#### WHAT NEEDS TO BE DONE:
Print the listing that follows, character for character.

(Dataset items)
* * * *
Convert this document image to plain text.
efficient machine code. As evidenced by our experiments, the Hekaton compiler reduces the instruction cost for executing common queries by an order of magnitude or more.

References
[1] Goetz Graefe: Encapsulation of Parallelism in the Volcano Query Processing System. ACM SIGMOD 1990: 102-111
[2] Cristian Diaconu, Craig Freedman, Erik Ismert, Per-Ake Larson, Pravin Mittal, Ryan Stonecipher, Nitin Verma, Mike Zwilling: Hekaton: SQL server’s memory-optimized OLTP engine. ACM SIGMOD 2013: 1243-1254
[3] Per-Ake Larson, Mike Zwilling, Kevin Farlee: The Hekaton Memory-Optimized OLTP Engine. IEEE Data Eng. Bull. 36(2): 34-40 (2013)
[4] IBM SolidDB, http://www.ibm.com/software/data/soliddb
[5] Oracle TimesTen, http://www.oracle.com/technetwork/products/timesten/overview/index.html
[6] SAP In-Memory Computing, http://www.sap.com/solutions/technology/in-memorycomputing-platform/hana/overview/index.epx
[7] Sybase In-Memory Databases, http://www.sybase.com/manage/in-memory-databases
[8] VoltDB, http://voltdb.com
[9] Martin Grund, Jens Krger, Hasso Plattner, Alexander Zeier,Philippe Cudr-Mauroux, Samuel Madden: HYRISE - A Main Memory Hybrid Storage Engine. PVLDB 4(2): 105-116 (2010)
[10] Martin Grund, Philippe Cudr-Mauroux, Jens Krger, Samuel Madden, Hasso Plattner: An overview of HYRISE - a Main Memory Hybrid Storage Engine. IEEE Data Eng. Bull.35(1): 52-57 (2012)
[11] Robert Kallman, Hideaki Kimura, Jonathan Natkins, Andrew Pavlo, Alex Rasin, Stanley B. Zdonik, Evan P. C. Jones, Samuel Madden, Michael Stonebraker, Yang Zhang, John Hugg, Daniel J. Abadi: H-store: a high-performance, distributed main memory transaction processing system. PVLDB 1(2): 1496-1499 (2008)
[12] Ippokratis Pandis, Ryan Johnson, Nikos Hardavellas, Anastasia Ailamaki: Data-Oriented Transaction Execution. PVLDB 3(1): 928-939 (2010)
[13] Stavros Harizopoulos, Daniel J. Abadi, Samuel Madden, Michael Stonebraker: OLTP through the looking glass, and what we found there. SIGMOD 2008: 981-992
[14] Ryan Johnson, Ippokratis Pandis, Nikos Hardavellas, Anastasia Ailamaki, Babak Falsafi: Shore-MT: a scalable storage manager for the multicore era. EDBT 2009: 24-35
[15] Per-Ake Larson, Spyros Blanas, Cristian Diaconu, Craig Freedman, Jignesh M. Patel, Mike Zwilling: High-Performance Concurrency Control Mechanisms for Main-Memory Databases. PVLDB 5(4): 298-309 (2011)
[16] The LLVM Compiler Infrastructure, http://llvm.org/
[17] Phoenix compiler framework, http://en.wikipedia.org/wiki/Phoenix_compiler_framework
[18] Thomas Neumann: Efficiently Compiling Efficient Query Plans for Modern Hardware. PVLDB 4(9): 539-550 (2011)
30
* * * *
#### EXERCISE SOLUTION:
Convert this document image to plain text.
efficient machine code. As evidenced by our experiments, the Hekaton compiler reduces the instruction cost for executing common queries by an order of magnitude or more.

References
[1] Goetz Graefe: Encapsulation of Parallelism in the Volcano Query Processing System. ACM SIGMOD 1990: 102-111
[2] Cristian Diaconu, Craig Freedman, Erik Ismert, Per-Ake Larson, Pravin Mittal, Ryan Stonecipher, Nitin Verma, Mike Zwilling: Hekaton: SQL server’s memory-optimized OLTP engine. ACM SIGMOD 2013: 1243-1254
[3] Per-Ake Larson, Mike Zwilling, Kevin Farlee: The Hekaton Memory-Optimized OLTP Engine. IEEE Data Eng. Bull. 36(2): 34-40 (2013)
[4] IBM SolidDB, http://www.ibm.com/software/data/soliddb
[5] Oracle TimesTen, http://www.oracle.com/technetwork/products/timesten/overview/index.html
[6] SAP In-Memory Computing, http://www.sap.com/solutions/technology/in-memorycomputing-platform/hana/overview/index.epx
[7] Sybase In-Memory Databases, http://www.sybase.com/manage/in-memory-databases
[8] VoltDB, http://voltdb.com
[9] Martin Grund, Jens Krger, Hasso Plattner, Alexander Zeier,Philippe Cudr-Mauroux, Samuel Madden: HYRISE - A Main Memory Hybrid Storage Engine. PVLDB 4(2): 105-116 (2010)
[10] Martin Grund, Philippe Cudr-Mauroux, Jens Krger, Samuel Madden, Hasso Plattner: An overview of HYRISE - a Main Memory Hybrid Storage Engine. IEEE Data Eng. Bull.35(1): 52-57 (2012)
[11] Robert Kallman, Hideaki Kimura, Jonathan Natkins, Andrew Pavlo, Alex Rasin, Stanley B. Zdonik, Evan P. C. Jones, Samuel Madden, Michael Stonebraker, Yang Zhang, John Hugg, Daniel J. Abadi: H-store: a high-performance, distributed main memory transaction processing system. PVLDB 1(2): 1496-1499 (2008)
[12] Ippokratis Pandis, Ryan Johnson, Nikos Hardavellas, Anastasia Ailamaki: Data-Oriented Transaction Execution. PVLDB 3(1): 928-939 (2010)
[13] Stavros Harizopoulos, Daniel J. Abadi, Samuel Madden, Michael Stonebraker: OLTP through the looking glass, and what we found there. SIGMOD 2008: 981-992
[14] Ryan Johnson, Ippokratis Pandis, Nikos Hardavellas, Anastasia Ailamaki, Babak Falsafi: Shore-MT: a scalable storage manager for the multicore era. EDBT 2009: 24-35
[15] Per-Ake Larson, Spyros Blanas, Cristian Diaconu, Craig Freedman, Jignesh M. Patel, Mike Zwilling: High-Performance Concurrency Control Mechanisms for Main-Memory Databases. PVLDB 5(4): 298-309 (2011)
[16] The LLVM Compiler Infrastructure, http://llvm.org/
[17] Phoenix compiler framework, http://en.wikipedia.org/wiki/Phoenix_compiler_framework
[18] Thomas Neumann: Efficiently Compiling Efficient Query Plans for Modern Hardware. PVLDB 4(9): 539-550 (2011)
30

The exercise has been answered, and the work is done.